◆ **Selected passage**:

begin

Queen Victoria's granddaughters - Continued...

A cool winter wind blew in from the sea as Queen Victoria’s two eldest daughters strolled along the front in Cannes. To all outward appearances, Vicky, the elder and cleverer of the two, had made the better match. Prussia was so much wealthier and more powerful than the impoverished Grand Duchy of Hesse-Darmstadt, and she could not have found a more devoted husband than Fritz, with whom she was still in love after eleven years of marriage. Yet, as she watched the children playing croquet, running on the sand, swishing through rock pools and collecting botanical specimens, the Crown Princess could not help but wonder who had the happier lot.
Short in stature and, by the age of twenty-nine, already developing her mother’s matronly figure, Vicky had always considered her sister far prettier than she was and the sight of Alice’s girls running beside her own clumsy daughter, Charlotte, gave rise to a rueful envy. Although Victoria of Hesse was quite a tomboy with a tendency to talk too much, both she and her younger sister Ella looked so much healthier than their painfully thin Prussian cousin, who suffered continuously from nose and throat complaints and appeared far younger than her nine years.

end

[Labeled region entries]

begin

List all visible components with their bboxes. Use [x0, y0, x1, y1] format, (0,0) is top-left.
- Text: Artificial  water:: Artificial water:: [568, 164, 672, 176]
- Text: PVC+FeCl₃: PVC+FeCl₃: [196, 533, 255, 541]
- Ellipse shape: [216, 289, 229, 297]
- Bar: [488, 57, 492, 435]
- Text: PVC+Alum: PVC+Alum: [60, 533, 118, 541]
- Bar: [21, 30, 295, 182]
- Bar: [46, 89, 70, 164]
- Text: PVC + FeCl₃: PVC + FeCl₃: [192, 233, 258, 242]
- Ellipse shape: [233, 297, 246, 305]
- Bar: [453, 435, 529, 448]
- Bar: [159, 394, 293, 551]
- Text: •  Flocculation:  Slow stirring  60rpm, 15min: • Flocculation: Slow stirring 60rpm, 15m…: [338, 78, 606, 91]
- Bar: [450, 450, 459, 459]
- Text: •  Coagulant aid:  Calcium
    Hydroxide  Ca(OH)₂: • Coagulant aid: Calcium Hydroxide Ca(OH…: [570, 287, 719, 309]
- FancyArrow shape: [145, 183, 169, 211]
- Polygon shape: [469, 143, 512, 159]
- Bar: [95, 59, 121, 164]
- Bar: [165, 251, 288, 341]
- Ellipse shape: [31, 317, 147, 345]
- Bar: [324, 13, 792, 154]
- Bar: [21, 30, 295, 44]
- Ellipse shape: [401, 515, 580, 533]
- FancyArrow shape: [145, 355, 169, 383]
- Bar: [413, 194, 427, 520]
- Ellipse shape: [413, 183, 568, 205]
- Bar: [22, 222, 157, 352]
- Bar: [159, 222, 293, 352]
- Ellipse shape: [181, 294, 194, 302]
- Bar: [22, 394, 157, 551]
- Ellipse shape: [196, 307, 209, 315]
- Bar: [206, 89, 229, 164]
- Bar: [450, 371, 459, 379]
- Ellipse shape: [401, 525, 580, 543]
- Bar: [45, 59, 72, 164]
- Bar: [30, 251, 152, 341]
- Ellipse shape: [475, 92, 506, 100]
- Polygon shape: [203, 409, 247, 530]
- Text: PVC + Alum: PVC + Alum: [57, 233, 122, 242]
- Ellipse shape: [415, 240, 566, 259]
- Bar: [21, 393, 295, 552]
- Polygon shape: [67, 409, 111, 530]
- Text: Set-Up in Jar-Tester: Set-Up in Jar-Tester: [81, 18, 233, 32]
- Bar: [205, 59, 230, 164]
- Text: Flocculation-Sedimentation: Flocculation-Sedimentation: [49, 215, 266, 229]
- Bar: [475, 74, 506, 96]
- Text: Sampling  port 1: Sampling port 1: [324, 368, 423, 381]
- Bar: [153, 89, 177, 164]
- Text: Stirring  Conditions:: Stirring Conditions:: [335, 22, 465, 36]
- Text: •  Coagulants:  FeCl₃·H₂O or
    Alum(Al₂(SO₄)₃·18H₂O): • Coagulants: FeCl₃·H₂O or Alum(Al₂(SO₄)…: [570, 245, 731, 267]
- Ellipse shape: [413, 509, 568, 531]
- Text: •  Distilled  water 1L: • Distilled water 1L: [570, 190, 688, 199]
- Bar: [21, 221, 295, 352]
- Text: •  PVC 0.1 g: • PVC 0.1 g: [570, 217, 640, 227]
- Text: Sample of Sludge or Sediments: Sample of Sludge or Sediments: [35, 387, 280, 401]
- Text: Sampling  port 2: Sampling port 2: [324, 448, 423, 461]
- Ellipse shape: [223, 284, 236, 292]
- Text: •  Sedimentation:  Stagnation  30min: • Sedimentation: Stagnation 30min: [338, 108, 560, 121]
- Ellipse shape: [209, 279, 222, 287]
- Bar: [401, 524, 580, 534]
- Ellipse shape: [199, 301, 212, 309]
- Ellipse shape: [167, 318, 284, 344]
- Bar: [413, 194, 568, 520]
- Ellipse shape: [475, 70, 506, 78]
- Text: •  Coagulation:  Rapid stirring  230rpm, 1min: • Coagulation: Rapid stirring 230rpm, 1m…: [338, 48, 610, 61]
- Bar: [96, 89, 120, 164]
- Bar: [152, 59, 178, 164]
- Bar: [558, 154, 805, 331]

end

◆ **Task A**: Reproduce the passage about Queen Victoria's daughters between "A cool winter" and "the happier lot.", inclusive, swapping "croquet" for "tennis".
◆ **Task B**: In the passage about Queen Victoria's daughters, how many years had Vicky been married to Fritz?

◆ **Expected answer A**:
A cool winter wind blew in from the sea as Queen Victoria’s two eldest daughters strolled along the front in Cannes. To all outward appearances, Vicky, the elder and cleverer of the two, had made the better match. Prussia was so much wealthier and more powerful than the impoverished Grand Duchy of Hesse-Darmstadt, and she could not have found a more devoted husband than Fritz, with whom she was still in love after eleven years of marriage. Yet, as she watched the children playing tennis, running on the sand, swishing through rock pools and collecting botanical specimens, the Crown Princess could not help but wonder who had the happier lot.

◆ **Expected answer B**: Eleven years.